[Start of Given data]

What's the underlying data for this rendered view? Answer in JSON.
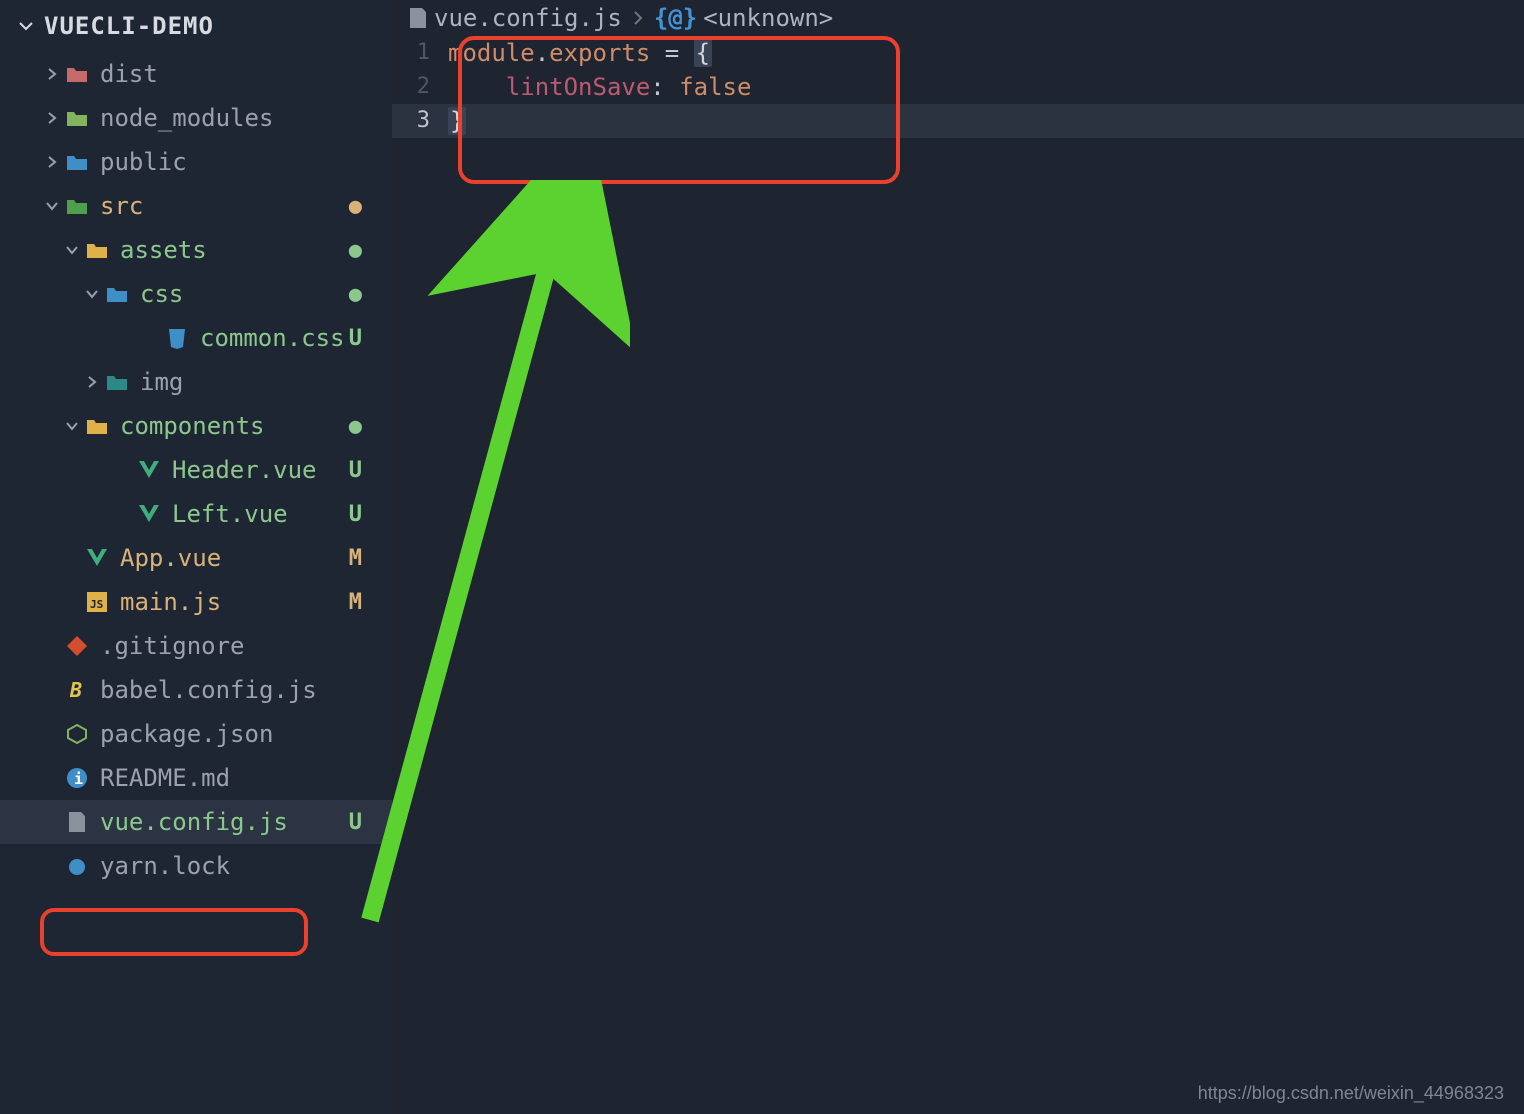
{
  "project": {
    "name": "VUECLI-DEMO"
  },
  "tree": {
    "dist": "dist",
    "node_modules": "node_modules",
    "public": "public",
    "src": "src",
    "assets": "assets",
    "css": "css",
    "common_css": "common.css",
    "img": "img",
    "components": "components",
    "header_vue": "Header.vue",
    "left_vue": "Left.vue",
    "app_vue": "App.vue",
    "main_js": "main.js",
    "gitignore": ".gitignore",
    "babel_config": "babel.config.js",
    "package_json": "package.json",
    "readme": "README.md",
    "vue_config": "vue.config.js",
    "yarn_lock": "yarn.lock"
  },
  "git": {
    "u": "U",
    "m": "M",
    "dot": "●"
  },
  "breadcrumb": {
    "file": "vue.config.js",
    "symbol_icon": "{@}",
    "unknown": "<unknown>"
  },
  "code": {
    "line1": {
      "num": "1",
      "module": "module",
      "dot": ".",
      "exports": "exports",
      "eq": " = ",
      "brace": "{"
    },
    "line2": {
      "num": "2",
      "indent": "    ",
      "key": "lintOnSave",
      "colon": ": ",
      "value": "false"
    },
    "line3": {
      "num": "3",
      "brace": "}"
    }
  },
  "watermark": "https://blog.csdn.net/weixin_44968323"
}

[End of Given data]

> **Instructions for the task**
Each record above should come back exactly the same, only without its pictures.

> **Reply to the exercise**
What's the underlying data for this rendered view? Answer in JSON.
{
  "project": {
    "name": "VUECLI-DEMO"
  },
  "tree": {
    "dist": "dist",
    "node_modules": "node_modules",
    "public": "public",
    "src": "src",
    "assets": "assets",
    "css": "css",
    "common_css": "common.css",
    "img": "img",
    "components": "components",
    "header_vue": "Header.vue",
    "left_vue": "Left.vue",
    "app_vue": "App.vue",
    "main_js": "main.js",
    "gitignore": ".gitignore",
    "babel_config": "babel.config.js",
    "package_json": "package.json",
    "readme": "README.md",
    "vue_config": "vue.config.js",
    "yarn_lock": "yarn.lock"
  },
  "git": {
    "u": "U",
    "m": "M",
    "dot": "●"
  },
  "breadcrumb": {
    "file": "vue.config.js",
    "symbol_icon": "{@}",
    "unknown": "<unknown>"
  },
  "code": {
    "line1": {
      "num": "1",
      "module": "module",
      "dot": ".",
      "exports": "exports",
      "eq": " = ",
      "brace": "{"
    },
    "line2": {
      "num": "2",
      "indent": "    ",
      "key": "lintOnSave",
      "colon": ": ",
      "value": "false"
    },
    "line3": {
      "num": "3",
      "brace": "}"
    }
  },
  "watermark": "https://blog.csdn.net/weixin_44968323"
}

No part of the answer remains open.